• [DO THIS] Repeat the records word for word, excluding any picture.

• [GIVEN ENTRIES]
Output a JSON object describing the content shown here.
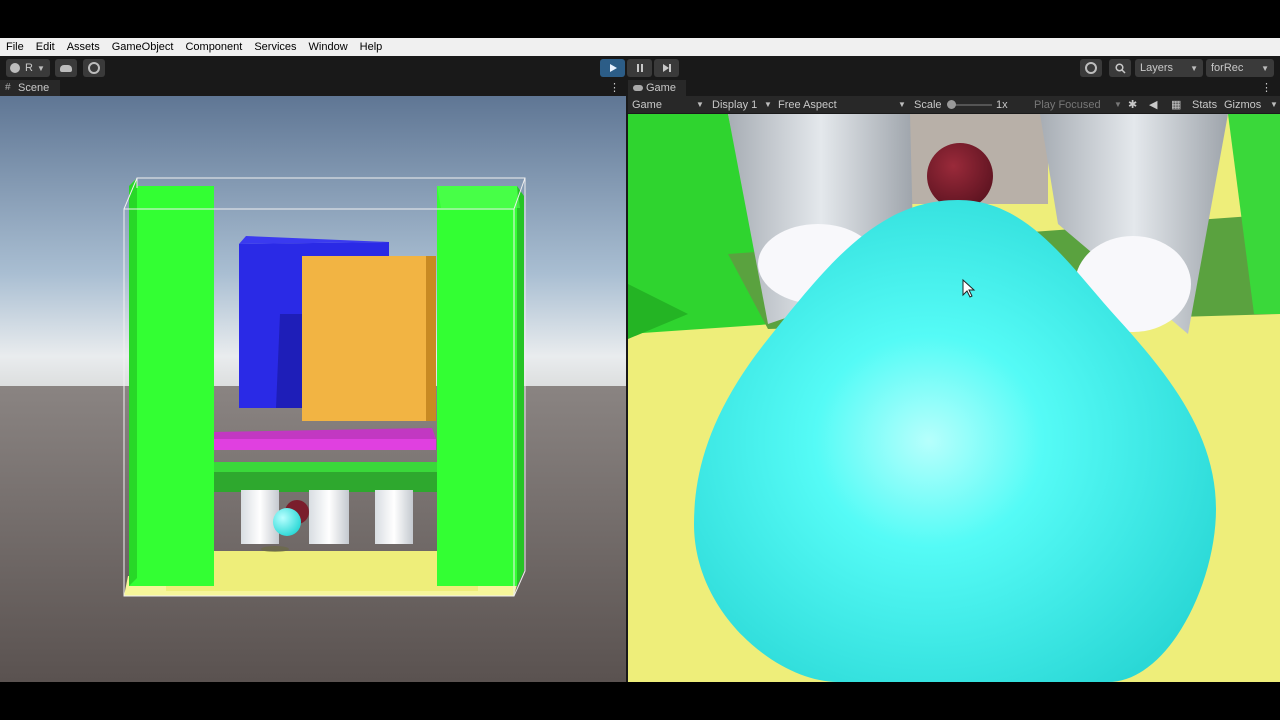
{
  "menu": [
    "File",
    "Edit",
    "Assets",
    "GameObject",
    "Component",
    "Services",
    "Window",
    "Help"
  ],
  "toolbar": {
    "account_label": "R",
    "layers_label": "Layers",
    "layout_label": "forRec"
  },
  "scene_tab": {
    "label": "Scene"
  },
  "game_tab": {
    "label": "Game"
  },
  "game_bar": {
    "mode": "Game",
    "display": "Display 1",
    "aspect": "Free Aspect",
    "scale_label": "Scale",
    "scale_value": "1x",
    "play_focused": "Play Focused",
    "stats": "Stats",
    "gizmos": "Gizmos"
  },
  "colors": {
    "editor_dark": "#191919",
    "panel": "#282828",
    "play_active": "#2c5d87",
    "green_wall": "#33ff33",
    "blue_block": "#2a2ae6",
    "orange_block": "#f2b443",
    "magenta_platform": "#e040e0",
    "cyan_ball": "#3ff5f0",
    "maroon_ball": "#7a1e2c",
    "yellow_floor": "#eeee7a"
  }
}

• [ANSWER TO THIS TASK]
Output a JSON object describing the content shown here.
{
  "menu": [
    "File",
    "Edit",
    "Assets",
    "GameObject",
    "Component",
    "Services",
    "Window",
    "Help"
  ],
  "toolbar": {
    "account_label": "R",
    "layers_label": "Layers",
    "layout_label": "forRec"
  },
  "scene_tab": {
    "label": "Scene"
  },
  "game_tab": {
    "label": "Game"
  },
  "game_bar": {
    "mode": "Game",
    "display": "Display 1",
    "aspect": "Free Aspect",
    "scale_label": "Scale",
    "scale_value": "1x",
    "play_focused": "Play Focused",
    "stats": "Stats",
    "gizmos": "Gizmos"
  },
  "colors": {
    "editor_dark": "#191919",
    "panel": "#282828",
    "play_active": "#2c5d87",
    "green_wall": "#33ff33",
    "blue_block": "#2a2ae6",
    "orange_block": "#f2b443",
    "magenta_platform": "#e040e0",
    "cyan_ball": "#3ff5f0",
    "maroon_ball": "#7a1e2c",
    "yellow_floor": "#eeee7a"
  }
}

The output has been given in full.